Stored dataset items
* * * * * * *
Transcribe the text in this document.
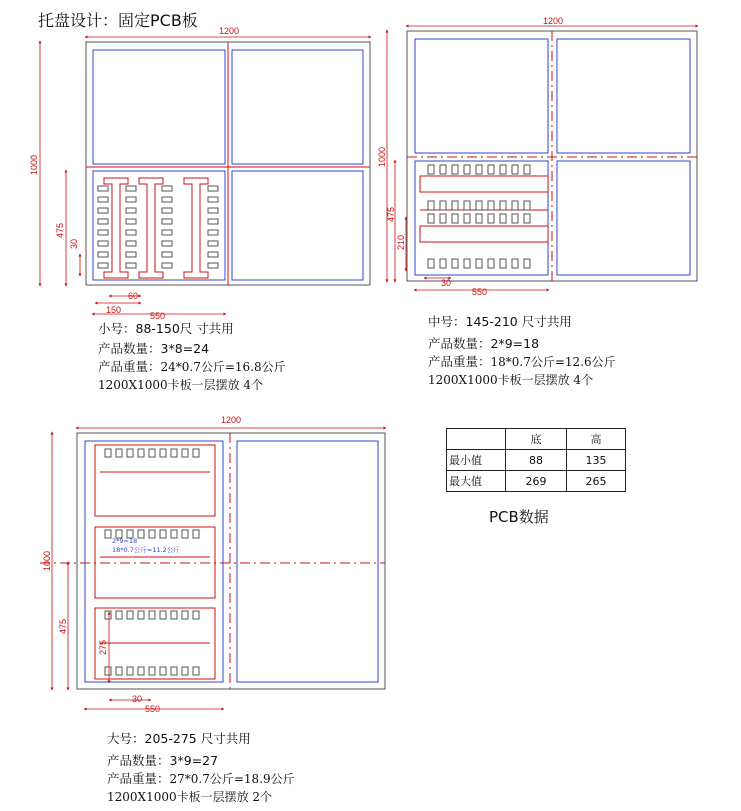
托盘设计：固定PCB板
1200
1000
475
30
60
150
550
1200
1000
475
210
30
550
1200
1000
475
275
30
550
2*9=18
18*0.7公斤=11.2公斤
小号：88-150尺 寸共用
产品数量：3*8=24
产品重量：24*0.7公斤=16.8公斤
1200X1000卡板一层摆放 4个
中号：145-210 尺寸共用
产品数量：2*9=18
产品重量：18*0.7公斤=12.6公斤
1200X1000卡板一层摆放 4个
大号：205-275 尺寸共用
产品数量：3*9=27
产品重量：27*0.7公斤=18.9公斤
1200X1000卡板一层摆放 2个
	底	高
最小值	88	135
最大值	269	265
PCB数据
* * * * * * *
WHAT TO PRODUCE:
Return to the listing above and set it down exactly, leaving out its pictures.

THE RESULT:
Transcribe the text in this document.
托盘设计：固定PCB板
1200
1000
475
30
60
150
550
1200
1000
475
210
30
550
1200
1000
475
275
30
550
2*9=18
18*0.7公斤=11.2公斤
小号：88-150尺 寸共用
产品数量：3*8=24
产品重量：24*0.7公斤=16.8公斤
1200X1000卡板一层摆放 4个
中号：145-210 尺寸共用
产品数量：2*9=18
产品重量：18*0.7公斤=12.6公斤
1200X1000卡板一层摆放 4个
大号：205-275 尺寸共用
产品数量：3*9=27
产品重量：27*0.7公斤=18.9公斤
1200X1000卡板一层摆放 2个
	底	高
最小值	88	135
最大值	269	265
PCB数据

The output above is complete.